## Begin RECORDS SUPPLIED

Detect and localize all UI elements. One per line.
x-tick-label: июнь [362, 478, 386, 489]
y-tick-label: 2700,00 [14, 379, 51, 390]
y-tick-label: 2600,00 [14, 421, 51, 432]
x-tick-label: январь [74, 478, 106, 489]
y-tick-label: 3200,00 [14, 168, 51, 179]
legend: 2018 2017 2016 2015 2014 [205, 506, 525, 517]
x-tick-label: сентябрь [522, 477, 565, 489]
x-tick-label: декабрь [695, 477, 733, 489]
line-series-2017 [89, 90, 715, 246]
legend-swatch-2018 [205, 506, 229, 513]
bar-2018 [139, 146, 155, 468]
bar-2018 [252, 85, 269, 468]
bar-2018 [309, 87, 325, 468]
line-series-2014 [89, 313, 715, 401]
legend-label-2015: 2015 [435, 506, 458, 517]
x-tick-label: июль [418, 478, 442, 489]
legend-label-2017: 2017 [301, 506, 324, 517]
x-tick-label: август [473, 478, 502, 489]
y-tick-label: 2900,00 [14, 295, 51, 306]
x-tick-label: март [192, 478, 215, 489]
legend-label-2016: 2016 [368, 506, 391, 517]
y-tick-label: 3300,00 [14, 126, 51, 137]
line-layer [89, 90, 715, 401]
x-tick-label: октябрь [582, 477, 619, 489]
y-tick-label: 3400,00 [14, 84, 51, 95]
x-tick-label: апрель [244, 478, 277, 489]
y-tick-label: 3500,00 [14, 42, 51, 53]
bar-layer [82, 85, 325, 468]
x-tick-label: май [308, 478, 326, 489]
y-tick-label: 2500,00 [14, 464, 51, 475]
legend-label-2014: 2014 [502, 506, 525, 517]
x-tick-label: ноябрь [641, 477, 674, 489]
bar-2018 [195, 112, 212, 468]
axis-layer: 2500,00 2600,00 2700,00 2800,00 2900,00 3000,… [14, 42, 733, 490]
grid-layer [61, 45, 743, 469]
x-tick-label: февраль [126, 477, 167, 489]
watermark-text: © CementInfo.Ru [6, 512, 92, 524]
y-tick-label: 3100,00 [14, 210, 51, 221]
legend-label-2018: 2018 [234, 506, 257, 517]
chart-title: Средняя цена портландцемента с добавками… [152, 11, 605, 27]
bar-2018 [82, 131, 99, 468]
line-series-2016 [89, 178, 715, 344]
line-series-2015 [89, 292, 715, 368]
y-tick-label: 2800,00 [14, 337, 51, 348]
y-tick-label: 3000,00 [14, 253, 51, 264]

## End RECORDS SUPPLIED

**WORK TO DO**. Starting at the first line of the items and ending with the line containing "line-series-2014 [89, 313, 715, 401]", with both of those lines included, lay out every line as a numbered list. Skip any blank lines.

**WORKED SOLUTION**.
1. Detect and localize all UI elements. One per line.
2. x-tick-label: июнь [362, 478, 386, 489]
3. y-tick-label: 2700,00 [14, 379, 51, 390]
4. y-tick-label: 2600,00 [14, 421, 51, 432]
5. x-tick-label: январь [74, 478, 106, 489]
6. y-tick-label: 3200,00 [14, 168, 51, 179]
7. legend: 2018 2017 2016 2015 2014 [205, 506, 525, 517]
8. x-tick-label: сентябрь [522, 477, 565, 489]
9. x-tick-label: декабрь [695, 477, 733, 489]
10. line-series-2017 [89, 90, 715, 246]
11. legend-swatch-2018 [205, 506, 229, 513]
12. bar-2018 [139, 146, 155, 468]
13. bar-2018 [252, 85, 269, 468]
14. bar-2018 [309, 87, 325, 468]
15. line-series-2014 [89, 313, 715, 401]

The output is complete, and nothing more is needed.